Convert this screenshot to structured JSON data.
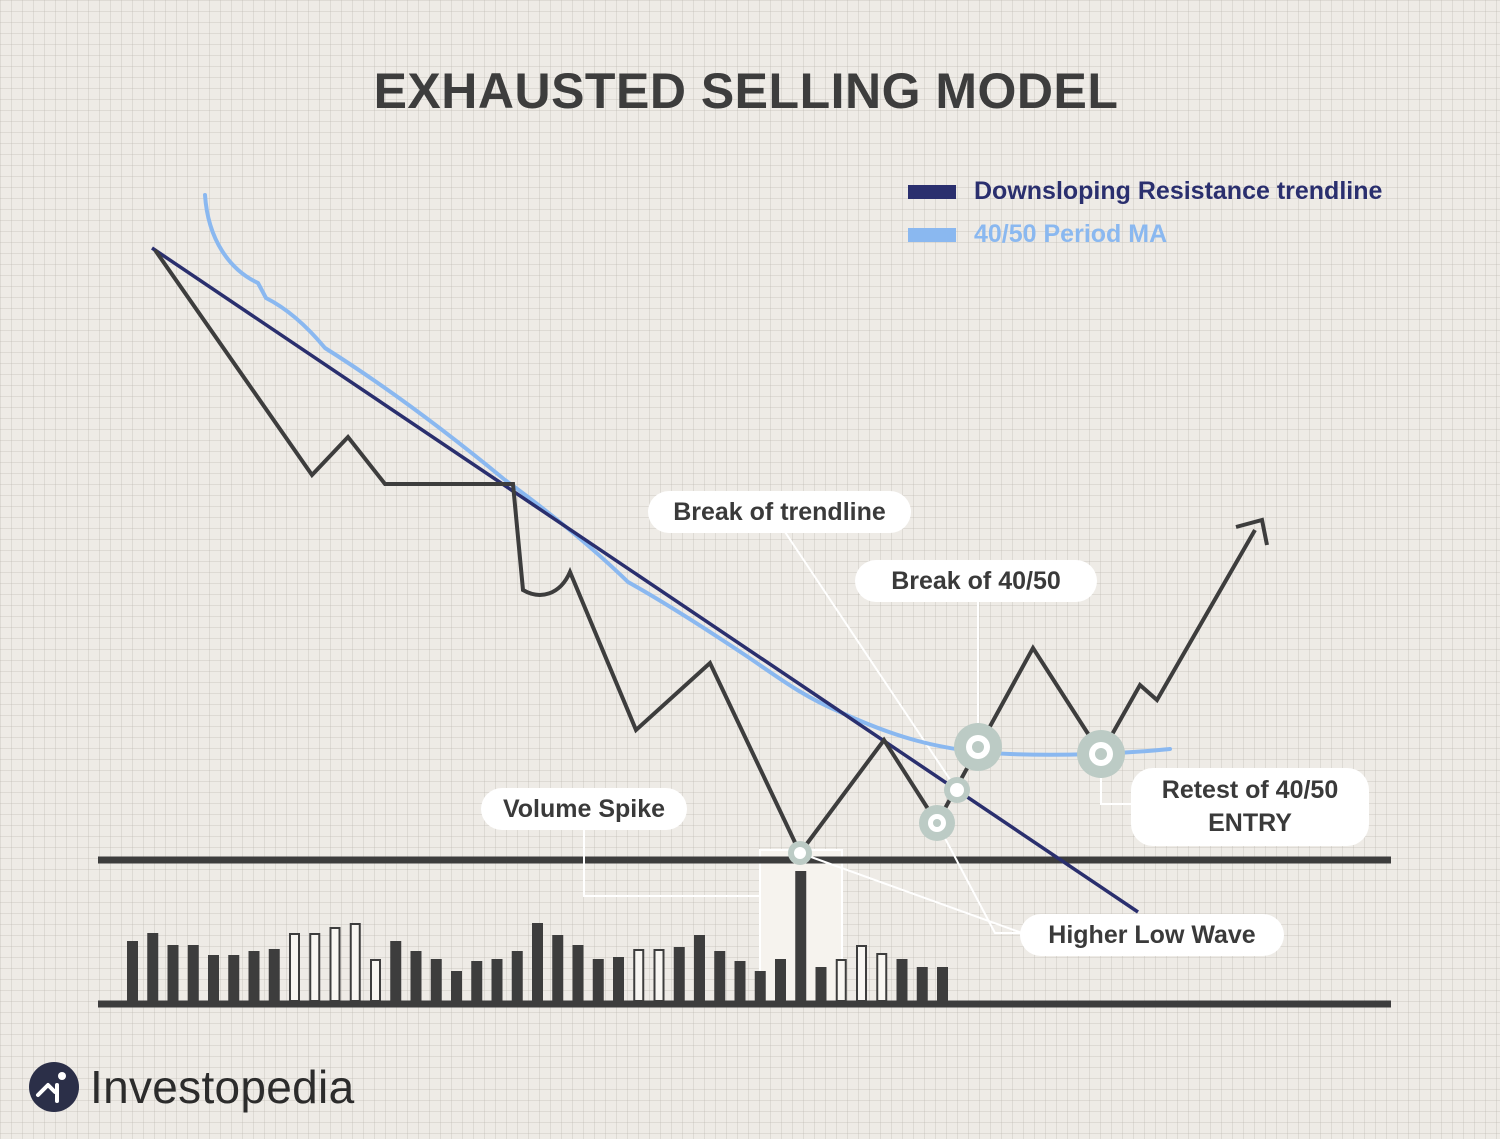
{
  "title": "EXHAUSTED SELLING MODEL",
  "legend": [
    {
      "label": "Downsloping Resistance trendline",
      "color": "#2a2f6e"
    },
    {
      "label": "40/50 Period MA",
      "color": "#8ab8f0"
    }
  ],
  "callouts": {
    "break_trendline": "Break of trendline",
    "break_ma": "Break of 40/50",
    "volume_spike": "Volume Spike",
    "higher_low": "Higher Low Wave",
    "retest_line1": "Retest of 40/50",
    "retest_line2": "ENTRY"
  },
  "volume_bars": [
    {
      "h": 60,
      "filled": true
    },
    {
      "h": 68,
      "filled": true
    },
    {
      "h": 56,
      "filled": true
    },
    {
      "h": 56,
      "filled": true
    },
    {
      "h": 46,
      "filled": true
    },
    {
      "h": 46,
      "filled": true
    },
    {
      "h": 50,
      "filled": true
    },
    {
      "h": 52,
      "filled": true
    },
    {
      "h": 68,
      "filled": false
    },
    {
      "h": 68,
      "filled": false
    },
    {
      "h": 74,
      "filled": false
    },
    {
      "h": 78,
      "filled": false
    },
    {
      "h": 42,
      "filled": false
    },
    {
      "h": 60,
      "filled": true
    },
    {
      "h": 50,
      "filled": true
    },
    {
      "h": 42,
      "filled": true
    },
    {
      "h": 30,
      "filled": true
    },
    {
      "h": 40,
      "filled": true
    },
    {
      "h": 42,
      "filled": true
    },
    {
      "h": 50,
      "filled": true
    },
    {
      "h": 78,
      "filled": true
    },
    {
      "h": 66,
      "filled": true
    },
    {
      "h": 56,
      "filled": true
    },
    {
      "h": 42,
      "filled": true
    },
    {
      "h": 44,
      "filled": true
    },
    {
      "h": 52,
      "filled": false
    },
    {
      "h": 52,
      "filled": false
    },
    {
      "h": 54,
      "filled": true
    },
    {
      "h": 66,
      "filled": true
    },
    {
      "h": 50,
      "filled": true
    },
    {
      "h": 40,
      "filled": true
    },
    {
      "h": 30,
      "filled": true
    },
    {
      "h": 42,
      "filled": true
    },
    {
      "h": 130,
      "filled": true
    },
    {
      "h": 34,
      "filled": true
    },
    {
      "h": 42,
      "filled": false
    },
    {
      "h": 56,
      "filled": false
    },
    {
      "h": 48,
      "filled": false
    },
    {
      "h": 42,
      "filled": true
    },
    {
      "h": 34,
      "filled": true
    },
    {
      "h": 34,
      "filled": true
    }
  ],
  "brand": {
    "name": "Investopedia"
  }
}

□ □ □ □ □ □ □

*Aim of the task*: Restate each of the entries above word for word and skip every image.

*Solved problem*:
Convert this screenshot to structured JSON data.
{
  "title": "EXHAUSTED SELLING MODEL",
  "legend": [
    {
      "label": "Downsloping Resistance trendline",
      "color": "#2a2f6e"
    },
    {
      "label": "40/50 Period MA",
      "color": "#8ab8f0"
    }
  ],
  "callouts": {
    "break_trendline": "Break of trendline",
    "break_ma": "Break of 40/50",
    "volume_spike": "Volume Spike",
    "higher_low": "Higher Low Wave",
    "retest_line1": "Retest of 40/50",
    "retest_line2": "ENTRY"
  },
  "volume_bars": [
    {
      "h": 60,
      "filled": true
    },
    {
      "h": 68,
      "filled": true
    },
    {
      "h": 56,
      "filled": true
    },
    {
      "h": 56,
      "filled": true
    },
    {
      "h": 46,
      "filled": true
    },
    {
      "h": 46,
      "filled": true
    },
    {
      "h": 50,
      "filled": true
    },
    {
      "h": 52,
      "filled": true
    },
    {
      "h": 68,
      "filled": false
    },
    {
      "h": 68,
      "filled": false
    },
    {
      "h": 74,
      "filled": false
    },
    {
      "h": 78,
      "filled": false
    },
    {
      "h": 42,
      "filled": false
    },
    {
      "h": 60,
      "filled": true
    },
    {
      "h": 50,
      "filled": true
    },
    {
      "h": 42,
      "filled": true
    },
    {
      "h": 30,
      "filled": true
    },
    {
      "h": 40,
      "filled": true
    },
    {
      "h": 42,
      "filled": true
    },
    {
      "h": 50,
      "filled": true
    },
    {
      "h": 78,
      "filled": true
    },
    {
      "h": 66,
      "filled": true
    },
    {
      "h": 56,
      "filled": true
    },
    {
      "h": 42,
      "filled": true
    },
    {
      "h": 44,
      "filled": true
    },
    {
      "h": 52,
      "filled": false
    },
    {
      "h": 52,
      "filled": false
    },
    {
      "h": 54,
      "filled": true
    },
    {
      "h": 66,
      "filled": true
    },
    {
      "h": 50,
      "filled": true
    },
    {
      "h": 40,
      "filled": true
    },
    {
      "h": 30,
      "filled": true
    },
    {
      "h": 42,
      "filled": true
    },
    {
      "h": 130,
      "filled": true
    },
    {
      "h": 34,
      "filled": true
    },
    {
      "h": 42,
      "filled": false
    },
    {
      "h": 56,
      "filled": false
    },
    {
      "h": 48,
      "filled": false
    },
    {
      "h": 42,
      "filled": true
    },
    {
      "h": 34,
      "filled": true
    },
    {
      "h": 34,
      "filled": true
    }
  ],
  "brand": {
    "name": "Investopedia"
  }
}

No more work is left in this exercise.